AIM OF THE TASK: Reproduce all entries precisely, down to the last character.

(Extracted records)

○ ○ ○

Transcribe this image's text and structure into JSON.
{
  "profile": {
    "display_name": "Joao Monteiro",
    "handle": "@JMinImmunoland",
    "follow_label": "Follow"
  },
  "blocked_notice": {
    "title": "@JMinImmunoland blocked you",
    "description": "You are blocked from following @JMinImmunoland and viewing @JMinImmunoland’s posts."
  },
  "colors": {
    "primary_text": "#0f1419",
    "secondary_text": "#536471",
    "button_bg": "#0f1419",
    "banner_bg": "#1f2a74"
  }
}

○ ○ ○

EXERCISE SOLUTION:
Transcribe this image's text and structure into JSON.
{
  "profile": {
    "display_name": "Joao Monteiro",
    "handle": "@JMinImmunoland",
    "follow_label": "Follow"
  },
  "blocked_notice": {
    "title": "@JMinImmunoland blocked you",
    "description": "You are blocked from following @JMinImmunoland and viewing @JMinImmunoland’s posts."
  },
  "colors": {
    "primary_text": "#0f1419",
    "secondary_text": "#536471",
    "button_bg": "#0f1419",
    "banner_bg": "#1f2a74"
  }
}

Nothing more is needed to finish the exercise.